__Task statement__. Return only the number of lines that hold "style".

Data entries for graphics
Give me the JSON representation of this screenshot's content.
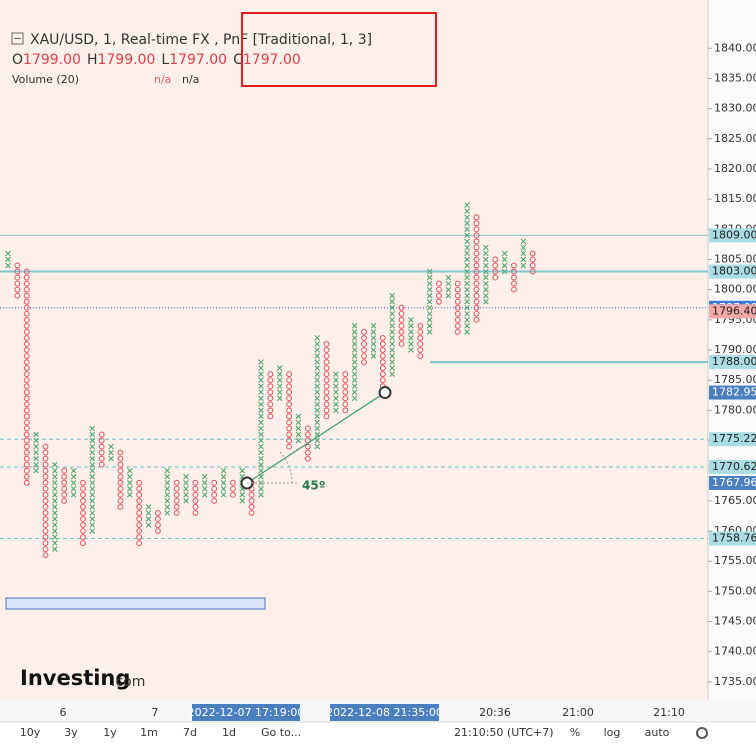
{
  "chart_data": {
    "type": "pnf",
    "title": "XAU/USD, 1, Real-time FX , PnF [Traditional, 1, 3]",
    "ohlc": [
      {
        "key": "O",
        "value": 1799,
        "label": "1799.00"
      },
      {
        "key": "H",
        "value": 1799,
        "label": "1799.00"
      },
      {
        "key": "L",
        "value": 1797,
        "label": "1797.00"
      },
      {
        "key": "C",
        "value": 1797,
        "label": "1797.00"
      }
    ],
    "indicator": "Volume (20)",
    "indicator_values": [
      "n/a",
      "n/a"
    ],
    "x_color": "#4fa86e",
    "o_color": "#e0606a",
    "columns": [
      {
        "kind": "X",
        "low": 1804,
        "high": 1806
      },
      {
        "kind": "O",
        "low": 1799,
        "high": 1804
      },
      {
        "kind": "O",
        "low": 1768,
        "high": 1803
      },
      {
        "kind": "X",
        "low": 1770,
        "high": 1776
      },
      {
        "kind": "O",
        "low": 1756,
        "high": 1774
      },
      {
        "kind": "X",
        "low": 1757,
        "high": 1771
      },
      {
        "kind": "O",
        "low": 1765,
        "high": 1770
      },
      {
        "kind": "X",
        "low": 1766,
        "high": 1770
      },
      {
        "kind": "O",
        "low": 1758,
        "high": 1768
      },
      {
        "kind": "X",
        "low": 1760,
        "high": 1777
      },
      {
        "kind": "O",
        "low": 1771,
        "high": 1776
      },
      {
        "kind": "X",
        "low": 1772,
        "high": 1774
      },
      {
        "kind": "O",
        "low": 1764,
        "high": 1773
      },
      {
        "kind": "X",
        "low": 1766,
        "high": 1770
      },
      {
        "kind": "O",
        "low": 1758,
        "high": 1768
      },
      {
        "kind": "X",
        "low": 1761,
        "high": 1764
      },
      {
        "kind": "O",
        "low": 1760,
        "high": 1763
      },
      {
        "kind": "X",
        "low": 1763,
        "high": 1770
      },
      {
        "kind": "O",
        "low": 1763,
        "high": 1768
      },
      {
        "kind": "X",
        "low": 1765,
        "high": 1769
      },
      {
        "kind": "O",
        "low": 1763,
        "high": 1768
      },
      {
        "kind": "X",
        "low": 1766,
        "high": 1769
      },
      {
        "kind": "O",
        "low": 1765,
        "high": 1768
      },
      {
        "kind": "X",
        "low": 1766,
        "high": 1770
      },
      {
        "kind": "O",
        "low": 1766,
        "high": 1768
      },
      {
        "kind": "X",
        "low": 1765,
        "high": 1770
      },
      {
        "kind": "O",
        "low": 1763,
        "high": 1768
      },
      {
        "kind": "X",
        "low": 1766,
        "high": 1788
      },
      {
        "kind": "O",
        "low": 1779,
        "high": 1786
      },
      {
        "kind": "X",
        "low": 1782,
        "high": 1787
      },
      {
        "kind": "O",
        "low": 1774,
        "high": 1786
      },
      {
        "kind": "X",
        "low": 1775,
        "high": 1779
      },
      {
        "kind": "O",
        "low": 1772,
        "high": 1777
      },
      {
        "kind": "X",
        "low": 1774,
        "high": 1792
      },
      {
        "kind": "O",
        "low": 1779,
        "high": 1791
      },
      {
        "kind": "X",
        "low": 1780,
        "high": 1786
      },
      {
        "kind": "O",
        "low": 1780,
        "high": 1786
      },
      {
        "kind": "X",
        "low": 1782,
        "high": 1794
      },
      {
        "kind": "O",
        "low": 1788,
        "high": 1793
      },
      {
        "kind": "X",
        "low": 1789,
        "high": 1794
      },
      {
        "kind": "O",
        "low": 1784,
        "high": 1792
      },
      {
        "kind": "X",
        "low": 1786,
        "high": 1799
      },
      {
        "kind": "O",
        "low": 1791,
        "high": 1797
      },
      {
        "kind": "X",
        "low": 1790,
        "high": 1795
      },
      {
        "kind": "O",
        "low": 1789,
        "high": 1794
      },
      {
        "kind": "X",
        "low": 1793,
        "high": 1803
      },
      {
        "kind": "O",
        "low": 1798,
        "high": 1801
      },
      {
        "kind": "X",
        "low": 1799,
        "high": 1802
      },
      {
        "kind": "O",
        "low": 1793,
        "high": 1801
      },
      {
        "kind": "X",
        "low": 1793,
        "high": 1814
      },
      {
        "kind": "O",
        "low": 1795,
        "high": 1812
      },
      {
        "kind": "X",
        "low": 1798,
        "high": 1807
      },
      {
        "kind": "O",
        "low": 1802,
        "high": 1805
      },
      {
        "kind": "X",
        "low": 1803,
        "high": 1806
      },
      {
        "kind": "O",
        "low": 1800,
        "high": 1804
      },
      {
        "kind": "X",
        "low": 1804,
        "high": 1808
      },
      {
        "kind": "O",
        "low": 1803,
        "high": 1806
      }
    ],
    "ylim": [
      1732,
      1848
    ],
    "yticks": [
      {
        "value": 1735,
        "label": "1735.00"
      },
      {
        "value": 1740,
        "label": "1740.00"
      },
      {
        "value": 1745,
        "label": "1745.00"
      },
      {
        "value": 1750,
        "label": "1750.00"
      },
      {
        "value": 1755,
        "label": "1755.00"
      },
      {
        "value": 1760,
        "label": "1760.00"
      },
      {
        "value": 1765,
        "label": "1765.00"
      },
      {
        "value": 1770,
        "label": "1770.00"
      },
      {
        "value": 1775,
        "label": "1775.00"
      },
      {
        "value": 1780,
        "label": "1780.00"
      },
      {
        "value": 1785,
        "label": "1785.00"
      },
      {
        "value": 1790,
        "label": "1790.00"
      },
      {
        "value": 1795,
        "label": "1795.00"
      },
      {
        "value": 1800,
        "label": "1800.00"
      },
      {
        "value": 1805,
        "label": "1805.00"
      },
      {
        "value": 1810,
        "label": "1810.00"
      },
      {
        "value": 1815,
        "label": "1815.00"
      },
      {
        "value": 1820,
        "label": "1820.00"
      },
      {
        "value": 1825,
        "label": "1825.00"
      },
      {
        "value": 1830,
        "label": "1830.00"
      },
      {
        "value": 1835,
        "label": "1835.00"
      },
      {
        "value": 1840,
        "label": "1840.00"
      }
    ],
    "levels": [
      {
        "value": 1809,
        "label": "1809.00",
        "style": "solid",
        "color": "#7fc6cf",
        "badge": "#a9dde3",
        "text_color": "#222"
      },
      {
        "value": 1803,
        "label": "1803.00",
        "style": "thick",
        "color": "#7fc6cf",
        "badge": "#a9dde3",
        "text_color": "#222"
      },
      {
        "value": 1797,
        "label": "1797.00",
        "style": "dotted",
        "color": "#3d5bd9",
        "badge": "#3d7bd9",
        "text_color": "#fff"
      },
      {
        "value": 1796.4,
        "label": "1796.40",
        "style": "none",
        "color": "#f4a9a9",
        "badge": "#f4a9a9",
        "text_color": "#222"
      },
      {
        "value": 1788,
        "label": "1788.00",
        "style": "thick-partial",
        "color": "#7fc6cf",
        "badge": "#a9dde3",
        "text_color": "#222"
      },
      {
        "value": 1775.22,
        "label": "1775.22",
        "style": "dashed",
        "color": "#6fbfca",
        "badge": "#a9dde3",
        "text_color": "#222"
      },
      {
        "value": 1770.62,
        "label": "1770.62",
        "style": "dashed",
        "color": "#6fbfca",
        "badge": "#a9dde3",
        "text_color": "#222"
      },
      {
        "value": 1758.76,
        "label": "1758.76",
        "style": "dashed",
        "color": "#6fbfca",
        "badge": "#a9dde3",
        "text_color": "#222"
      }
    ],
    "trendline": {
      "from": {
        "value": 1767.96,
        "label": "1767.96"
      },
      "to": {
        "value": 1782.95,
        "label": "1782.95"
      },
      "color": "#4a7fc0",
      "angle_label": "45º"
    },
    "x_labels": [
      "6",
      "7",
      "20:36",
      "21:00",
      "21:10"
    ],
    "cursor_labels": [
      "2022-12-07 17:19:00",
      "2022-12-08 21:35:00"
    ],
    "toolbar": {
      "ranges": [
        "10y",
        "3y",
        "1y",
        "1m",
        "7d",
        "1d"
      ],
      "goto": "Go to...",
      "clock": "21:10:50 (UTC+7)",
      "scale_buttons": [
        "%",
        "log",
        "auto"
      ]
    },
    "watermark": {
      "brand": "Investing",
      "suffix": ".com"
    }
  }
}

__Exercise result__. 8